Your output must match the records exactly, line for line.
Start of Material provided
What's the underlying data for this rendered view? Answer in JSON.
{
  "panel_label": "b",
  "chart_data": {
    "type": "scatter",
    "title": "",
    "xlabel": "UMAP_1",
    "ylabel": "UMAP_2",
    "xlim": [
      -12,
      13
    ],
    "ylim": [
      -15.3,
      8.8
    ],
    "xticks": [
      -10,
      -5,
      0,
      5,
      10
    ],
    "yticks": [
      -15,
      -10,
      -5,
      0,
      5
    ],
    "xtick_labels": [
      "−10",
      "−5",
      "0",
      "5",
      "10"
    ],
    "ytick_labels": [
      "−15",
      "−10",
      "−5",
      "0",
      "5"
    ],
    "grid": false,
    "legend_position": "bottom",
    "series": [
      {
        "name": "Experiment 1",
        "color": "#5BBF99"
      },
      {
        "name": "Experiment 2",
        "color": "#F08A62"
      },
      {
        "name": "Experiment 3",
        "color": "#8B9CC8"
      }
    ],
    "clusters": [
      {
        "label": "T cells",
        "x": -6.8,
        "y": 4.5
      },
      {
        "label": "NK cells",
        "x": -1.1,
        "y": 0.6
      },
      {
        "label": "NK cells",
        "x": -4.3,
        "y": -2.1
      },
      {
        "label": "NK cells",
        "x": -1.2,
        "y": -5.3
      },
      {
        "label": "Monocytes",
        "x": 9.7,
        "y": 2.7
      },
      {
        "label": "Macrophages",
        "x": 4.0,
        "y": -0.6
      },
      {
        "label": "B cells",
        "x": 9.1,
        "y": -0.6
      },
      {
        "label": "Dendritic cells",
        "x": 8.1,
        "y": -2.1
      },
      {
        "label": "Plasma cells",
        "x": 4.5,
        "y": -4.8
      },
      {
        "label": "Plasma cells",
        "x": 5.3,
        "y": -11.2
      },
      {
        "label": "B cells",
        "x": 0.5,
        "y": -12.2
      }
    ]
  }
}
End of Material provided
▶ **Result for this exercise**
What's the underlying data for this rendered view? Answer in JSON.
{
  "panel_label": "b",
  "chart_data": {
    "type": "scatter",
    "title": "",
    "xlabel": "UMAP_1",
    "ylabel": "UMAP_2",
    "xlim": [
      -12,
      13
    ],
    "ylim": [
      -15.3,
      8.8
    ],
    "xticks": [
      -10,
      -5,
      0,
      5,
      10
    ],
    "yticks": [
      -15,
      -10,
      -5,
      0,
      5
    ],
    "xtick_labels": [
      "−10",
      "−5",
      "0",
      "5",
      "10"
    ],
    "ytick_labels": [
      "−15",
      "−10",
      "−5",
      "0",
      "5"
    ],
    "grid": false,
    "legend_position": "bottom",
    "series": [
      {
        "name": "Experiment 1",
        "color": "#5BBF99"
      },
      {
        "name": "Experiment 2",
        "color": "#F08A62"
      },
      {
        "name": "Experiment 3",
        "color": "#8B9CC8"
      }
    ],
    "clusters": [
      {
        "label": "T cells",
        "x": -6.8,
        "y": 4.5
      },
      {
        "label": "NK cells",
        "x": -1.1,
        "y": 0.6
      },
      {
        "label": "NK cells",
        "x": -4.3,
        "y": -2.1
      },
      {
        "label": "NK cells",
        "x": -1.2,
        "y": -5.3
      },
      {
        "label": "Monocytes",
        "x": 9.7,
        "y": 2.7
      },
      {
        "label": "Macrophages",
        "x": 4.0,
        "y": -0.6
      },
      {
        "label": "B cells",
        "x": 9.1,
        "y": -0.6
      },
      {
        "label": "Dendritic cells",
        "x": 8.1,
        "y": -2.1
      },
      {
        "label": "Plasma cells",
        "x": 4.5,
        "y": -4.8
      },
      {
        "label": "Plasma cells",
        "x": 5.3,
        "y": -11.2
      },
      {
        "label": "B cells",
        "x": 0.5,
        "y": -12.2
      }
    ]
  }
}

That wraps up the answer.